What is needed: From the Python question below, list every line of code, leaving out the output lines that begin with an arrow.

Supplied passage:
_____
I've been trying different ways to sort this, using itemgetter and lambda functions. Sorting by two indices of the tuples can be done with itemgetting and the lambda function, but it must return a tuple. I can't seem to find that anywhere in the documentation that the key function works on tuples.

Anyway, I wanted to know what itemgetter() actually returns, so this works (copied from the itemgetter documentation):

f = itemgetter(1)
print f(student_tuples[0])
----->A

Is there any way to do this WITHOUT having to reassign itemgetter to a variable? It looks like two arguments are being passed, but something like

print itemgetter(1, student_tuples[0])
-----><operator.itemgetter object at 0xf7309c8c>

doesn't give me anything useful.

I'm just fiddling around trying to learn Python and this is confusing me. I don't know where in itemgetter student_tuples[0] is being added as an argument.
_____
Source material:
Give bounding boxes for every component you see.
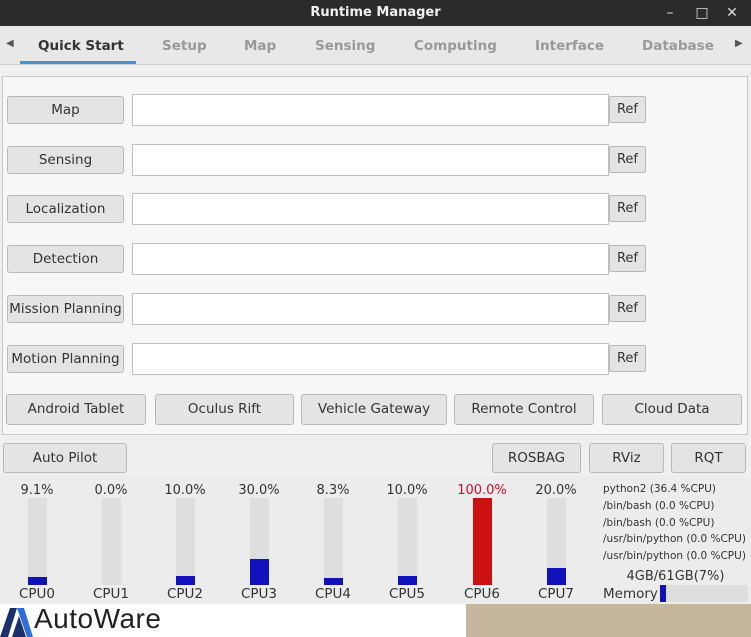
_____
Written answer:
- f = itemgetter(1)
- print f(student_tuples[0])
- print itemgetter(1, student_tuples[0])